• _Task to complete_: All entries must be extracted exactly, with nothing added or dropped.

------------------------------------------------------------

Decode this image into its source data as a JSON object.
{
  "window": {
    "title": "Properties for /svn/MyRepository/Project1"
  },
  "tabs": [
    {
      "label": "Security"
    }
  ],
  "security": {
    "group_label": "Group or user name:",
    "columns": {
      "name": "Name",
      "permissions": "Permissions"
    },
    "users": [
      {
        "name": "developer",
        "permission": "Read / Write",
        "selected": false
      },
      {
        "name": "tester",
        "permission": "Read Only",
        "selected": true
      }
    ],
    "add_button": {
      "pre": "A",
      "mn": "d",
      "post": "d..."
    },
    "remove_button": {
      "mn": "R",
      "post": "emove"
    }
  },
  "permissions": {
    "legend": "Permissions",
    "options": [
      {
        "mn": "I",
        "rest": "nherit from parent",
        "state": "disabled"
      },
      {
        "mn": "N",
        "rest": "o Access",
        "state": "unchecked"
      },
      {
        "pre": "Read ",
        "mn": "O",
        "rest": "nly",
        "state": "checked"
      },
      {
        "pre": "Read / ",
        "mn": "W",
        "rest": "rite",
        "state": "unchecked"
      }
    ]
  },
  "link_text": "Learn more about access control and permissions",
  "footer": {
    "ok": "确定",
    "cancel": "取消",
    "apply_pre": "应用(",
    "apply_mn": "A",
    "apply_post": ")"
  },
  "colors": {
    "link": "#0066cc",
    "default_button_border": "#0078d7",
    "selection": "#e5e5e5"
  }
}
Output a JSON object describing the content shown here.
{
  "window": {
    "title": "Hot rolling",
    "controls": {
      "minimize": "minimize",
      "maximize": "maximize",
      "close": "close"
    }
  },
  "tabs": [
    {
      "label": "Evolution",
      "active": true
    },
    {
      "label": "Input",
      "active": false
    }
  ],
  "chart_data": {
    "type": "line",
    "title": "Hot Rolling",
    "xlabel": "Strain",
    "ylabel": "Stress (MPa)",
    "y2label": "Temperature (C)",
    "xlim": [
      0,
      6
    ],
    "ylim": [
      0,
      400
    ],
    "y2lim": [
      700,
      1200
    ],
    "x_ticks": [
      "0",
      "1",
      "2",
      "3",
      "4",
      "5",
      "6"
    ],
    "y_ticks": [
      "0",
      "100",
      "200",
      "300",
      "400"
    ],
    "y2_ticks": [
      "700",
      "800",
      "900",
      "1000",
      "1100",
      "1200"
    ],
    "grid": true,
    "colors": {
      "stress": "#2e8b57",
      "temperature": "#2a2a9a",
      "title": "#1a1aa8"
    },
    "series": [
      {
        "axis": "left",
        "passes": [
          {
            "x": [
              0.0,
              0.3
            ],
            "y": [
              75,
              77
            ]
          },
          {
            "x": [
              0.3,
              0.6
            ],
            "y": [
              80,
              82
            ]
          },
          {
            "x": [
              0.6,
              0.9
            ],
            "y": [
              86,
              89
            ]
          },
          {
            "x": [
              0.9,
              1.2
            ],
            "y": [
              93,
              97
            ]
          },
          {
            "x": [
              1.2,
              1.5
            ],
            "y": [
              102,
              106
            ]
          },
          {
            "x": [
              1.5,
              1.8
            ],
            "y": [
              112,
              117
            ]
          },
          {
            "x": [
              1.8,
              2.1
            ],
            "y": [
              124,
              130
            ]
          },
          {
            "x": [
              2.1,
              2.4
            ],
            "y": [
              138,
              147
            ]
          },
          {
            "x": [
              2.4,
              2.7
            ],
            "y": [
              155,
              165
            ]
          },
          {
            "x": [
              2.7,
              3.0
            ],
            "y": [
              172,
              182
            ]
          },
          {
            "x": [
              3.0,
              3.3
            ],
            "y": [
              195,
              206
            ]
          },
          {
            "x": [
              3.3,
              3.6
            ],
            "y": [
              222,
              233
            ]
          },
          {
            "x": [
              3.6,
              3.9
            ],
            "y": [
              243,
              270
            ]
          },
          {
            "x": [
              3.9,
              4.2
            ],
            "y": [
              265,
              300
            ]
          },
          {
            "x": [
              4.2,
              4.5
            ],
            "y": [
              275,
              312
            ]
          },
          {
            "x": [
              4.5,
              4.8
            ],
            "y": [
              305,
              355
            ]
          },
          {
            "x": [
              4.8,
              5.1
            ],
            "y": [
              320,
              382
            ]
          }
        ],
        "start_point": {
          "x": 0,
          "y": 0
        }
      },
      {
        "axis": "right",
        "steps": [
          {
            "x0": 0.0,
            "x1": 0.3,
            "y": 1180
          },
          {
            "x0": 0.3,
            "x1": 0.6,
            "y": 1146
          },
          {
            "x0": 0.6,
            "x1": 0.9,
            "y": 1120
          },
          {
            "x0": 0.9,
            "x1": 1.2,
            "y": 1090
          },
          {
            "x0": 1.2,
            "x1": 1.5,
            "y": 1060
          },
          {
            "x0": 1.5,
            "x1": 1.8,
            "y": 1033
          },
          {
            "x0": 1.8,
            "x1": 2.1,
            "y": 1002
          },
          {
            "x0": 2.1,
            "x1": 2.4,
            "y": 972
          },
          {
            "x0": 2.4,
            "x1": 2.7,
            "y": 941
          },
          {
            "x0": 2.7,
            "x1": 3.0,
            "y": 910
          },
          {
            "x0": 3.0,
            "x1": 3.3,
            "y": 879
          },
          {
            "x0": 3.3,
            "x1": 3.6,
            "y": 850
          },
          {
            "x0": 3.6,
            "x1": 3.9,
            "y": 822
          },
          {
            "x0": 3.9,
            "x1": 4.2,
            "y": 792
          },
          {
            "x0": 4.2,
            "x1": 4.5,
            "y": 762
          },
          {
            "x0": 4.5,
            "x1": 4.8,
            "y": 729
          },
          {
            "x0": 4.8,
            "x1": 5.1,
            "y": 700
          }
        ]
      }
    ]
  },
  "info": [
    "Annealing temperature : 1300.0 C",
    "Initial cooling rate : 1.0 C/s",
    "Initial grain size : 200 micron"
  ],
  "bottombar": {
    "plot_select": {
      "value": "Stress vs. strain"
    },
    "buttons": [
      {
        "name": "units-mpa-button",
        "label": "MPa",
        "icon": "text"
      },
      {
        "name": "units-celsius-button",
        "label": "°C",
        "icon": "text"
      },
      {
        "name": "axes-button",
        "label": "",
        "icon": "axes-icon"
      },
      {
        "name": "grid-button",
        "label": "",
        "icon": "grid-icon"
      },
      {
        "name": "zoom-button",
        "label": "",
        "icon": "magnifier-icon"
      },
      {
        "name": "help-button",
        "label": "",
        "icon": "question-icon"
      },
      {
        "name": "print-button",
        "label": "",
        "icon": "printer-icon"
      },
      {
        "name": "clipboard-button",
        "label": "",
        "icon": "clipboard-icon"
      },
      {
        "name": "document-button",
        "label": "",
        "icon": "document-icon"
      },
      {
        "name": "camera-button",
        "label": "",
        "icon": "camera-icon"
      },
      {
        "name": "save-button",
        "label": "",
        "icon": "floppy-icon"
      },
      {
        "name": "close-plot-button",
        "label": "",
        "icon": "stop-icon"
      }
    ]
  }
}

------------------------------------------------------------

• _Full solution_:
Decode this image into its source data as a JSON object.
{
  "window": {
    "title": "Properties for /svn/MyRepository/Project1"
  },
  "tabs": [
    {
      "label": "Security"
    }
  ],
  "security": {
    "group_label": "Group or user name:",
    "columns": {
      "name": "Name",
      "permissions": "Permissions"
    },
    "users": [
      {
        "name": "developer",
        "permission": "Read / Write",
        "selected": false
      },
      {
        "name": "tester",
        "permission": "Read Only",
        "selected": true
      }
    ],
    "add_button": {
      "pre": "A",
      "mn": "d",
      "post": "d..."
    },
    "remove_button": {
      "mn": "R",
      "post": "emove"
    }
  },
  "permissions": {
    "legend": "Permissions",
    "options": [
      {
        "mn": "I",
        "rest": "nherit from parent",
        "state": "disabled"
      },
      {
        "mn": "N",
        "rest": "o Access",
        "state": "unchecked"
      },
      {
        "pre": "Read ",
        "mn": "O",
        "rest": "nly",
        "state": "checked"
      },
      {
        "pre": "Read / ",
        "mn": "W",
        "rest": "rite",
        "state": "unchecked"
      }
    ]
  },
  "link_text": "Learn more about access control and permissions",
  "footer": {
    "ok": "确定",
    "cancel": "取消",
    "apply_pre": "应用(",
    "apply_mn": "A",
    "apply_post": ")"
  },
  "colors": {
    "link": "#0066cc",
    "default_button_border": "#0078d7",
    "selection": "#e5e5e5"
  }
}
Output a JSON object describing the content shown here.
{
  "window": {
    "title": "Hot rolling",
    "controls": {
      "minimize": "minimize",
      "maximize": "maximize",
      "close": "close"
    }
  },
  "tabs": [
    {
      "label": "Evolution",
      "active": true
    },
    {
      "label": "Input",
      "active": false
    }
  ],
  "chart_data": {
    "type": "line",
    "title": "Hot Rolling",
    "xlabel": "Strain",
    "ylabel": "Stress (MPa)",
    "y2label": "Temperature (C)",
    "xlim": [
      0,
      6
    ],
    "ylim": [
      0,
      400
    ],
    "y2lim": [
      700,
      1200
    ],
    "x_ticks": [
      "0",
      "1",
      "2",
      "3",
      "4",
      "5",
      "6"
    ],
    "y_ticks": [
      "0",
      "100",
      "200",
      "300",
      "400"
    ],
    "y2_ticks": [
      "700",
      "800",
      "900",
      "1000",
      "1100",
      "1200"
    ],
    "grid": true,
    "colors": {
      "stress": "#2e8b57",
      "temperature": "#2a2a9a",
      "title": "#1a1aa8"
    },
    "series": [
      {
        "axis": "left",
        "passes": [
          {
            "x": [
              0.0,
              0.3
            ],
            "y": [
              75,
              77
            ]
          },
          {
            "x": [
              0.3,
              0.6
            ],
            "y": [
              80,
              82
            ]
          },
          {
            "x": [
              0.6,
              0.9
            ],
            "y": [
              86,
              89
            ]
          },
          {
            "x": [
              0.9,
              1.2
            ],
            "y": [
              93,
              97
            ]
          },
          {
            "x": [
              1.2,
              1.5
            ],
            "y": [
              102,
              106
            ]
          },
          {
            "x": [
              1.5,
              1.8
            ],
            "y": [
              112,
              117
            ]
          },
          {
            "x": [
              1.8,
              2.1
            ],
            "y": [
              124,
              130
            ]
          },
          {
            "x": [
              2.1,
              2.4
            ],
            "y": [
              138,
              147
            ]
          },
          {
            "x": [
              2.4,
              2.7
            ],
            "y": [
              155,
              165
            ]
          },
          {
            "x": [
              2.7,
              3.0
            ],
            "y": [
              172,
              182
            ]
          },
          {
            "x": [
              3.0,
              3.3
            ],
            "y": [
              195,
              206
            ]
          },
          {
            "x": [
              3.3,
              3.6
            ],
            "y": [
              222,
              233
            ]
          },
          {
            "x": [
              3.6,
              3.9
            ],
            "y": [
              243,
              270
            ]
          },
          {
            "x": [
              3.9,
              4.2
            ],
            "y": [
              265,
              300
            ]
          },
          {
            "x": [
              4.2,
              4.5
            ],
            "y": [
              275,
              312
            ]
          },
          {
            "x": [
              4.5,
              4.8
            ],
            "y": [
              305,
              355
            ]
          },
          {
            "x": [
              4.8,
              5.1
            ],
            "y": [
              320,
              382
            ]
          }
        ],
        "start_point": {
          "x": 0,
          "y": 0
        }
      },
      {
        "axis": "right",
        "steps": [
          {
            "x0": 0.0,
            "x1": 0.3,
            "y": 1180
          },
          {
            "x0": 0.3,
            "x1": 0.6,
            "y": 1146
          },
          {
            "x0": 0.6,
            "x1": 0.9,
            "y": 1120
          },
          {
            "x0": 0.9,
            "x1": 1.2,
            "y": 1090
          },
          {
            "x0": 1.2,
            "x1": 1.5,
            "y": 1060
          },
          {
            "x0": 1.5,
            "x1": 1.8,
            "y": 1033
          },
          {
            "x0": 1.8,
            "x1": 2.1,
            "y": 1002
          },
          {
            "x0": 2.1,
            "x1": 2.4,
            "y": 972
          },
          {
            "x0": 2.4,
            "x1": 2.7,
            "y": 941
          },
          {
            "x0": 2.7,
            "x1": 3.0,
            "y": 910
          },
          {
            "x0": 3.0,
            "x1": 3.3,
            "y": 879
          },
          {
            "x0": 3.3,
            "x1": 3.6,
            "y": 850
          },
          {
            "x0": 3.6,
            "x1": 3.9,
            "y": 822
          },
          {
            "x0": 3.9,
            "x1": 4.2,
            "y": 792
          },
          {
            "x0": 4.2,
            "x1": 4.5,
            "y": 762
          },
          {
            "x0": 4.5,
            "x1": 4.8,
            "y": 729
          },
          {
            "x0": 4.8,
            "x1": 5.1,
            "y": 700
          }
        ]
      }
    ]
  },
  "info": [
    "Annealing temperature : 1300.0 C",
    "Initial cooling rate : 1.0 C/s",
    "Initial grain size : 200 micron"
  ],
  "bottombar": {
    "plot_select": {
      "value": "Stress vs. strain"
    },
    "buttons": [
      {
        "name": "units-mpa-button",
        "label": "MPa",
        "icon": "text"
      },
      {
        "name": "units-celsius-button",
        "label": "°C",
        "icon": "text"
      },
      {
        "name": "axes-button",
        "label": "",
        "icon": "axes-icon"
      },
      {
        "name": "grid-button",
        "label": "",
        "icon": "grid-icon"
      },
      {
        "name": "zoom-button",
        "label": "",
        "icon": "magnifier-icon"
      },
      {
        "name": "help-button",
        "label": "",
        "icon": "question-icon"
      },
      {
        "name": "print-button",
        "label": "",
        "icon": "printer-icon"
      },
      {
        "name": "clipboard-button",
        "label": "",
        "icon": "clipboard-icon"
      },
      {
        "name": "document-button",
        "label": "",
        "icon": "document-icon"
      },
      {
        "name": "camera-button",
        "label": "",
        "icon": "camera-icon"
      },
      {
        "name": "save-button",
        "label": "",
        "icon": "floppy-icon"
      },
      {
        "name": "close-plot-button",
        "label": "",
        "icon": "stop-icon"
      }
    ]
  }
}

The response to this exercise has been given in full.